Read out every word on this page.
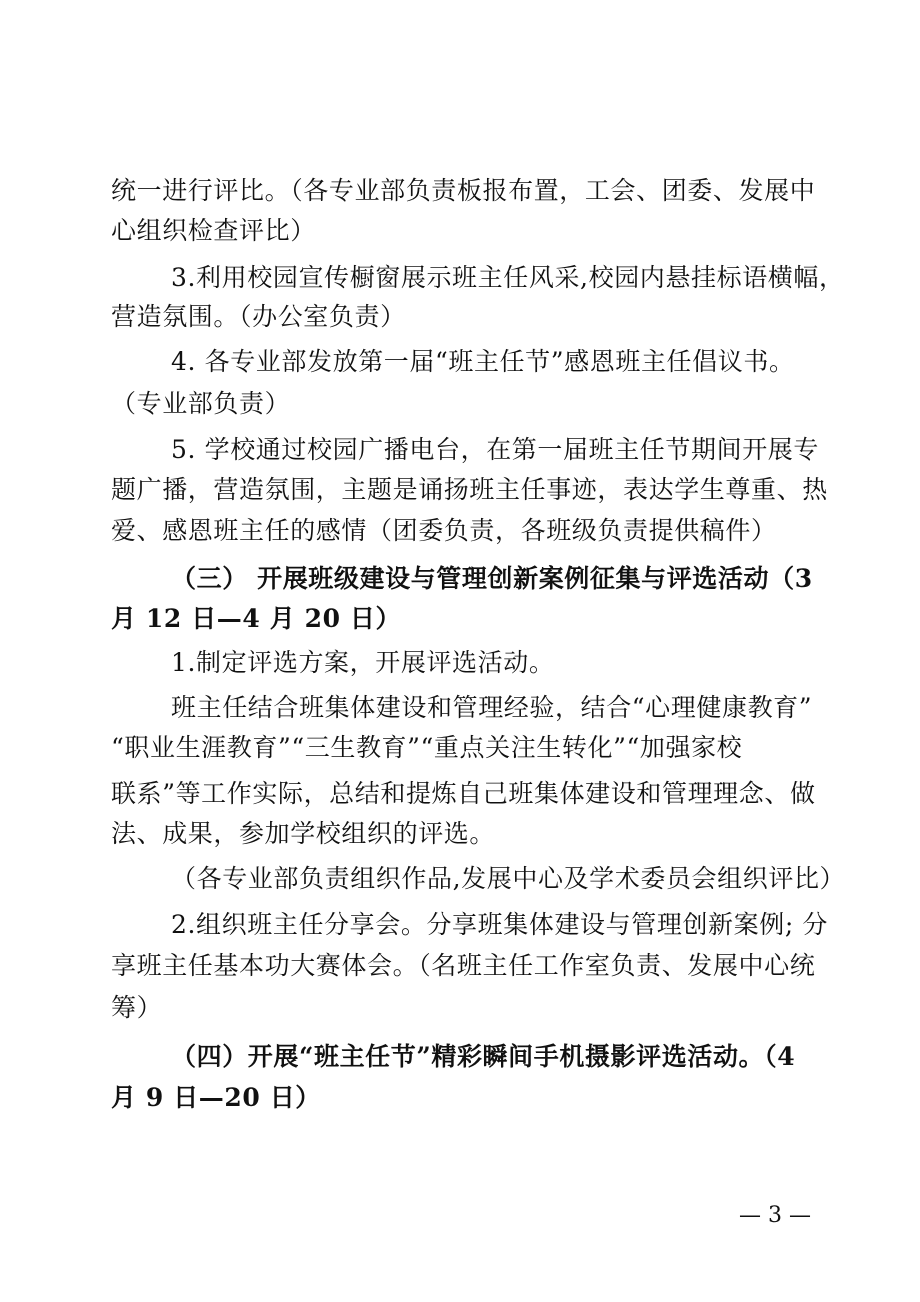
统一进行评比。（各专业部负责板报布置，工会、团委、发展中
心组织检查评比）
3.利用校园宣传橱窗展示班主任风采,校园内悬挂标语横幅，
营造氛围。（办公室负责）
4. 各专业部发放第一届“班主任节”感恩班主任倡议书。
（专业部负责）
5. 学校通过校园广播电台，在第一届班主任节期间开展专
题广播，营造氛围，主题是诵扬班主任事迹，表达学生尊重、热
爱、感恩班主任的感情（团委负责，各班级负责提供稿件）
（三） 开展班级建设与管理创新案例征集与评选活动（3
月 12 日—4 月 20 日）
1.制定评选方案，开展评选活动。
班主任结合班集体建设和管理经验，结合“心理健康教育”
“职业生涯教育”“三生教育”“重点关注生转化”“加强家校
联系”等工作实际，总结和提炼自己班集体建设和管理理念、做
法、成果，参加学校组织的评选。
（各专业部负责组织作品,发展中心及学术委员会组织评比）
2.组织班主任分享会。分享班集体建设与管理创新案例; 分
享班主任基本功大赛体会。（名班主任工作室负责、发展中心统
筹）
（四）开展“班主任节”精彩瞬间手机摄影评选活动。（4
月 9 日—20 日）
— 3 —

◇ ◇ ◇ ◇

__Stated problem__: Where a line in the entries holds "营造氛围", copy that line.

__Expected output__:
营造氛围。（办公室负责）
题广播，营造氛围，主题是诵扬班主任事迹，表达学生尊重、热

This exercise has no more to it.